Problem: Extract the entries in their exact form.

Material supplied:
START

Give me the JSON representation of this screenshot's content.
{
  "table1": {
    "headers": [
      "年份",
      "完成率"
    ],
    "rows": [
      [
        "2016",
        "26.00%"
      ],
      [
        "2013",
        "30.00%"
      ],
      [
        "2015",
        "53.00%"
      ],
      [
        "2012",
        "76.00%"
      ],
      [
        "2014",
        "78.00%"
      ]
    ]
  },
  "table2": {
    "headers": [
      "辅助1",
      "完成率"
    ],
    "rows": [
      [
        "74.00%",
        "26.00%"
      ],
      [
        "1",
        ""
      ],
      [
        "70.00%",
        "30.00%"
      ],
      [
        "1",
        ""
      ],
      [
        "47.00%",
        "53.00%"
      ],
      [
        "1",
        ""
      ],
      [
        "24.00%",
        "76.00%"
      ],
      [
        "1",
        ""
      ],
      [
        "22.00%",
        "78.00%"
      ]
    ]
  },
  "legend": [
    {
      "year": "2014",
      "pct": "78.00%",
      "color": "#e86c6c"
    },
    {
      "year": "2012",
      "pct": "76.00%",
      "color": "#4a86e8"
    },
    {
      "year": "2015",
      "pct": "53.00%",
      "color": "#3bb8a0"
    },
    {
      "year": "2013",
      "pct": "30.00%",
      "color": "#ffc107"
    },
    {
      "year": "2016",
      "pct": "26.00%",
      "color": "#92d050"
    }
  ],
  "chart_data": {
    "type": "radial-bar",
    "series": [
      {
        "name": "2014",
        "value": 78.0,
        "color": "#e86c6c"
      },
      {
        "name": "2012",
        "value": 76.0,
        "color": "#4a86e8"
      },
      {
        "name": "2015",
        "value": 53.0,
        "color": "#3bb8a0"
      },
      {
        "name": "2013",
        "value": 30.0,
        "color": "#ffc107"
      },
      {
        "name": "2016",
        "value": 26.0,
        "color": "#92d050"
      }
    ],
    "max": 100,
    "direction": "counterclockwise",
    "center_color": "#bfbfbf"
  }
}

END

Response for this exercise:
Give me the JSON representation of this screenshot's content.
{
  "table1": {
    "headers": [
      "年份",
      "完成率"
    ],
    "rows": [
      [
        "2016",
        "26.00%"
      ],
      [
        "2013",
        "30.00%"
      ],
      [
        "2015",
        "53.00%"
      ],
      [
        "2012",
        "76.00%"
      ],
      [
        "2014",
        "78.00%"
      ]
    ]
  },
  "table2": {
    "headers": [
      "辅助1",
      "完成率"
    ],
    "rows": [
      [
        "74.00%",
        "26.00%"
      ],
      [
        "1",
        ""
      ],
      [
        "70.00%",
        "30.00%"
      ],
      [
        "1",
        ""
      ],
      [
        "47.00%",
        "53.00%"
      ],
      [
        "1",
        ""
      ],
      [
        "24.00%",
        "76.00%"
      ],
      [
        "1",
        ""
      ],
      [
        "22.00%",
        "78.00%"
      ]
    ]
  },
  "legend": [
    {
      "year": "2014",
      "pct": "78.00%",
      "color": "#e86c6c"
    },
    {
      "year": "2012",
      "pct": "76.00%",
      "color": "#4a86e8"
    },
    {
      "year": "2015",
      "pct": "53.00%",
      "color": "#3bb8a0"
    },
    {
      "year": "2013",
      "pct": "30.00%",
      "color": "#ffc107"
    },
    {
      "year": "2016",
      "pct": "26.00%",
      "color": "#92d050"
    }
  ],
  "chart_data": {
    "type": "radial-bar",
    "series": [
      {
        "name": "2014",
        "value": 78.0,
        "color": "#e86c6c"
      },
      {
        "name": "2012",
        "value": 76.0,
        "color": "#4a86e8"
      },
      {
        "name": "2015",
        "value": 53.0,
        "color": "#3bb8a0"
      },
      {
        "name": "2013",
        "value": 30.0,
        "color": "#ffc107"
      },
      {
        "name": "2016",
        "value": 26.0,
        "color": "#92d050"
      }
    ],
    "max": 100,
    "direction": "counterclockwise",
    "center_color": "#bfbfbf"
  }
}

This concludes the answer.